Passage given
______
I have been trying to get this code to work for hours:



val spark = SparkSession.builder() 
.appName("Consumer")
.getOrCreate()

spark.readStream
.format("kafka")
.option("kafka.bootstrap.servers", url)
.option("subscribe", topic)
.load()
.select("value")
.writeStream
.format(fileFormat)
.option("path", filePath)
.option("checkpointLocation", "/tmp/checkpoint")
.start()
.awaitTermination()


it gives this exception:



Logical Plan: 
Project [value#8]
+- StreamingExecutionRelation KafkaV2[Subscribe[MyTopic]], [key#7, value#8, topic#9, partition#10, offset#11L, timestamp#12, timestampType#13]

at org.apache.spark.sql.execution.streaming.StreamExecution.org$apache$spark$sql$execution$streaming$StreamExecution$$runStream(StreamExecution.scala:295)
at org.apache.spark.sql.execution.streaming.StreamExecution$$anon$1.run(StreamExecution.scala:189)
______
Extracted data

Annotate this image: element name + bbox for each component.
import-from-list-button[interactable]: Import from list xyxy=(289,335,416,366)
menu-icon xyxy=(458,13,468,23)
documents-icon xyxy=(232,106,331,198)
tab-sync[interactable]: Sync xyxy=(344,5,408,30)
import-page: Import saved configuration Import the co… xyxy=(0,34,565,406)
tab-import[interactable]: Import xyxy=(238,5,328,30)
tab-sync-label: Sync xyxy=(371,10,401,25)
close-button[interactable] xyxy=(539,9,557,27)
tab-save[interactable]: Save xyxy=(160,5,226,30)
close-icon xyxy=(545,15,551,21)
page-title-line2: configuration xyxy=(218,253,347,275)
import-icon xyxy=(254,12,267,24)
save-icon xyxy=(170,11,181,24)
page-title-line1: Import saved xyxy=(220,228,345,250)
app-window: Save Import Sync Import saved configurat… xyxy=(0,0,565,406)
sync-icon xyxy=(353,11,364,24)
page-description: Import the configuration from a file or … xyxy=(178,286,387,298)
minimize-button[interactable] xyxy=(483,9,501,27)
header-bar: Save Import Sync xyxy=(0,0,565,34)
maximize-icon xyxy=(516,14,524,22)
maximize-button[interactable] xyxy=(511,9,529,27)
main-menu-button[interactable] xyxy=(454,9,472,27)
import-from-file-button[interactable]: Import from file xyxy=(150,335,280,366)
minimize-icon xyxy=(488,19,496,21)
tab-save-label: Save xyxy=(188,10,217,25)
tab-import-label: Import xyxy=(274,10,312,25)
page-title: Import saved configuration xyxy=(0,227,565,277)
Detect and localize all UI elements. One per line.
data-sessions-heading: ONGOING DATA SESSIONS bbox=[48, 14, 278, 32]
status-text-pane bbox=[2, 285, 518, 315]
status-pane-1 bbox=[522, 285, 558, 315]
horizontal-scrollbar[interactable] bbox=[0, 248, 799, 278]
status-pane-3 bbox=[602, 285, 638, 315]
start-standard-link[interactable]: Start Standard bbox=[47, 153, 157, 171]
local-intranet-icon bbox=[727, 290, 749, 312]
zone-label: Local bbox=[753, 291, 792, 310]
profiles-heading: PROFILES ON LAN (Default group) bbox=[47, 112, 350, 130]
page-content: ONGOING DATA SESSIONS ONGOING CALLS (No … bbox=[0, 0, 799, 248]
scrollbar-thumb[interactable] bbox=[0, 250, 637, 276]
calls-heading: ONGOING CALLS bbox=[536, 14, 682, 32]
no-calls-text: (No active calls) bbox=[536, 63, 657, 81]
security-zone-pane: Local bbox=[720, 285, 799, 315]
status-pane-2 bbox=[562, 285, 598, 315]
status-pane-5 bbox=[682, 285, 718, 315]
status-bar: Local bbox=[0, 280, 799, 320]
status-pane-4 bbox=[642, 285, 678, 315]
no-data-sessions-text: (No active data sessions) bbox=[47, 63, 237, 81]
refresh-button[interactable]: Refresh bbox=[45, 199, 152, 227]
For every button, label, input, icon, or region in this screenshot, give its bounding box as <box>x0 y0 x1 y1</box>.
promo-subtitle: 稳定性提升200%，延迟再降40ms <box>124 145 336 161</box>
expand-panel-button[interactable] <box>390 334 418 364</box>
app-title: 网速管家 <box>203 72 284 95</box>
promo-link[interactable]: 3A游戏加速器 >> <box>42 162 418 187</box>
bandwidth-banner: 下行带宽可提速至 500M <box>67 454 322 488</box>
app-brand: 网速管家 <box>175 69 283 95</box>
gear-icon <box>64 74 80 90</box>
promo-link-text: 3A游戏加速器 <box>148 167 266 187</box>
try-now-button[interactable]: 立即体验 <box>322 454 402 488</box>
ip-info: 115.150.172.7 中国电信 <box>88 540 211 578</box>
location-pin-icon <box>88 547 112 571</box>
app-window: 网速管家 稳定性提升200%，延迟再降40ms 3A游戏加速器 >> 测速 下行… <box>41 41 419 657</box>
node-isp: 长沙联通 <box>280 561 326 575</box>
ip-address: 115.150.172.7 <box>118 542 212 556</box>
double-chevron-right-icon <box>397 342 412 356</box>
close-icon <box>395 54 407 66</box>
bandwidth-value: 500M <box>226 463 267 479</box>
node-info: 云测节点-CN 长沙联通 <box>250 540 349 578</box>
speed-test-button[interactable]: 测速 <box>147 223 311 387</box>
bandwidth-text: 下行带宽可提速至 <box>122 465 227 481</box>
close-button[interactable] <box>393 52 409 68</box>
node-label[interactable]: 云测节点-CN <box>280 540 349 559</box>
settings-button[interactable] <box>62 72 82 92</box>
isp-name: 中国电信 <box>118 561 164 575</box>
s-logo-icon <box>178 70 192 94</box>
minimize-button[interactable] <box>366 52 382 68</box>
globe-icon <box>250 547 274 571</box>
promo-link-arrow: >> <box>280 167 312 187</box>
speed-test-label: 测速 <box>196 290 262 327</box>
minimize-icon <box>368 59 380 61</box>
______
Tasks to perform
• a. In the forum post above, rewrite the code block that begins "val spark = SparkSession.builder()" as a list of the steps it performs, keeping its main settings.
• b. According to the forum post above, what checkpoint location does the code set?

The replies
• a.
- Build or get a SparkSession with the app name "Consumer".
- Read a stream in "kafka" format, using url for "kafka.bootstrap.servers" and subscribing to topic.
- Select only the "value" column.
- Write the stream in fileFormat to the path filePath, with "/tmp/checkpoint" as the checkpoint location.
- Start the query and await its termination.

• b. "/tmp/checkpoint"